-- TASK OBJECTIVE --
Write every entry out again exactly, please, and skip the pictures.

■ ■ ■ ■

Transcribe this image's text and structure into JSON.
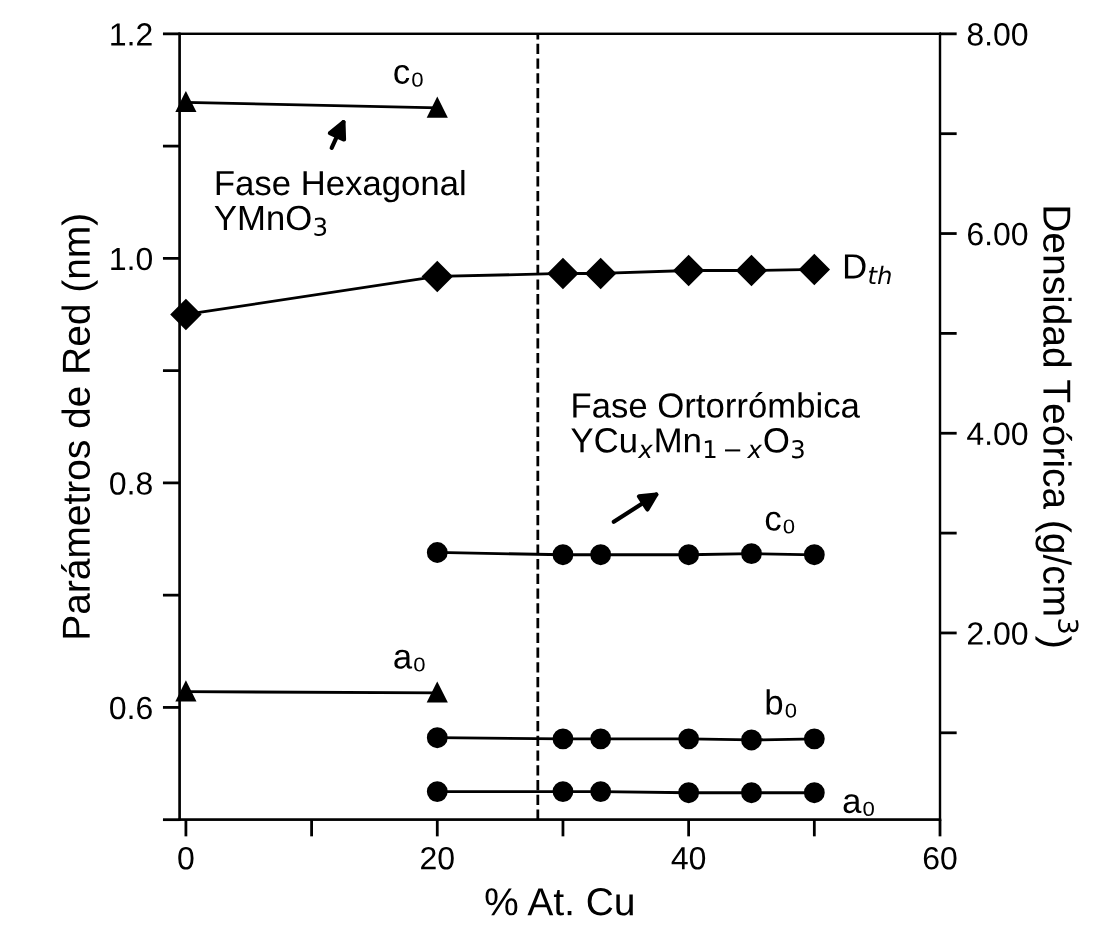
{
  "chart_data": {
    "type": "line",
    "xlabel": "% At. Cu",
    "ylabel": "Parámetros de Red (nm)",
    "y2label": "Densidad Teórica (g/cm$^{3}$)",
    "xlim": [
      -0.5,
      60
    ],
    "xticks": [
      0,
      {
        "value": 10,
        "label": null
      },
      20,
      {
        "value": 30,
        "label": null
      },
      40,
      {
        "value": 50,
        "label": null
      },
      60
    ],
    "ylim": [
      0.5,
      1.2
    ],
    "yticks": [
      {
        "value": 0.5,
        "label": null
      },
      0.6,
      {
        "value": 0.7,
        "label": null
      },
      0.8,
      {
        "value": 0.9,
        "label": null
      },
      {
        "value": 1.0,
        "label": "1.0"
      },
      {
        "value": 1.1,
        "label": null
      },
      1.2
    ],
    "y2lim": [
      0.13,
      8
    ],
    "y2ticks": [
      {
        "value": 1,
        "label": null
      },
      {
        "value": 2,
        "label": "2.00"
      },
      {
        "value": 3,
        "label": null
      },
      {
        "value": 4,
        "label": "4.00"
      },
      {
        "value": 5,
        "label": null
      },
      {
        "value": 6,
        "label": "6.00"
      },
      {
        "value": 7,
        "label": null
      },
      {
        "value": 8,
        "label": "8.00"
      }
    ],
    "grid": false,
    "legend": false,
    "line_style": "solid",
    "ref_lines": [
      {
        "axis": "x",
        "value": 28,
        "color": "#000000",
        "line_style": "dashed"
      }
    ],
    "series": [
      {
        "name": "c₀",
        "color": "#000000",
        "marker": "triangle",
        "x": [
          0,
          20
        ],
        "values": [
          1.139,
          1.134
        ]
      },
      {
        "name": "a₀",
        "color": "#000000",
        "marker": "triangle",
        "x": [
          0,
          20
        ],
        "values": [
          0.614,
          0.613
        ]
      },
      {
        "name": "D$_{th}$",
        "color": "#000000",
        "marker": "diamond",
        "axis": "y2",
        "x": [
          0,
          20,
          30,
          33,
          40,
          45,
          50
        ],
        "values": [
          5.19,
          5.57,
          5.6,
          5.6,
          5.63,
          5.63,
          5.64
        ]
      },
      {
        "name": "c₀",
        "color": "#000000",
        "marker": "circle",
        "x": [
          20,
          30,
          33,
          40,
          45,
          50
        ],
        "values": [
          0.738,
          0.736,
          0.736,
          0.736,
          0.737,
          0.736
        ]
      },
      {
        "name": "b₀",
        "color": "#000000",
        "marker": "circle",
        "x": [
          20,
          30,
          33,
          40,
          45,
          50
        ],
        "values": [
          0.573,
          0.572,
          0.572,
          0.572,
          0.571,
          0.572
        ]
      },
      {
        "name": "a₀",
        "color": "#000000",
        "marker": "circle",
        "x": [
          20,
          30,
          33,
          40,
          45,
          50
        ],
        "values": [
          0.525,
          0.525,
          0.525,
          0.524,
          0.524,
          0.524
        ]
      }
    ],
    "annotations": [
      "Fase Hexagonal\nYMnO$_{3}$",
      "Fase Ortorrómbica\nYCu$_{x}$Mn$_{1−x}$O$_{3}$"
    ]
  }
}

■ ■ ■ ■

-- OUTPUT --
Transcribe this image's text and structure into JSON.
{
  "chart_data": {
    "type": "line",
    "xlabel": "% At. Cu",
    "ylabel": "Parámetros de Red (nm)",
    "y2label": "Densidad Teórica (g/cm$^{3}$)",
    "xlim": [
      -0.5,
      60
    ],
    "xticks": [
      0,
      {
        "value": 10,
        "label": null
      },
      20,
      {
        "value": 30,
        "label": null
      },
      40,
      {
        "value": 50,
        "label": null
      },
      60
    ],
    "ylim": [
      0.5,
      1.2
    ],
    "yticks": [
      {
        "value": 0.5,
        "label": null
      },
      0.6,
      {
        "value": 0.7,
        "label": null
      },
      0.8,
      {
        "value": 0.9,
        "label": null
      },
      {
        "value": 1.0,
        "label": "1.0"
      },
      {
        "value": 1.1,
        "label": null
      },
      1.2
    ],
    "y2lim": [
      0.13,
      8
    ],
    "y2ticks": [
      {
        "value": 1,
        "label": null
      },
      {
        "value": 2,
        "label": "2.00"
      },
      {
        "value": 3,
        "label": null
      },
      {
        "value": 4,
        "label": "4.00"
      },
      {
        "value": 5,
        "label": null
      },
      {
        "value": 6,
        "label": "6.00"
      },
      {
        "value": 7,
        "label": null
      },
      {
        "value": 8,
        "label": "8.00"
      }
    ],
    "grid": false,
    "legend": false,
    "line_style": "solid",
    "ref_lines": [
      {
        "axis": "x",
        "value": 28,
        "color": "#000000",
        "line_style": "dashed"
      }
    ],
    "series": [
      {
        "name": "c₀",
        "color": "#000000",
        "marker": "triangle",
        "x": [
          0,
          20
        ],
        "values": [
          1.139,
          1.134
        ]
      },
      {
        "name": "a₀",
        "color": "#000000",
        "marker": "triangle",
        "x": [
          0,
          20
        ],
        "values": [
          0.614,
          0.613
        ]
      },
      {
        "name": "D$_{th}$",
        "color": "#000000",
        "marker": "diamond",
        "axis": "y2",
        "x": [
          0,
          20,
          30,
          33,
          40,
          45,
          50
        ],
        "values": [
          5.19,
          5.57,
          5.6,
          5.6,
          5.63,
          5.63,
          5.64
        ]
      },
      {
        "name": "c₀",
        "color": "#000000",
        "marker": "circle",
        "x": [
          20,
          30,
          33,
          40,
          45,
          50
        ],
        "values": [
          0.738,
          0.736,
          0.736,
          0.736,
          0.737,
          0.736
        ]
      },
      {
        "name": "b₀",
        "color": "#000000",
        "marker": "circle",
        "x": [
          20,
          30,
          33,
          40,
          45,
          50
        ],
        "values": [
          0.573,
          0.572,
          0.572,
          0.572,
          0.571,
          0.572
        ]
      },
      {
        "name": "a₀",
        "color": "#000000",
        "marker": "circle",
        "x": [
          20,
          30,
          33,
          40,
          45,
          50
        ],
        "values": [
          0.525,
          0.525,
          0.525,
          0.524,
          0.524,
          0.524
        ]
      }
    ],
    "annotations": [
      "Fase Hexagonal\nYMnO$_{3}$",
      "Fase Ortorrómbica\nYCu$_{x}$Mn$_{1−x}$O$_{3}$"
    ]
  }
}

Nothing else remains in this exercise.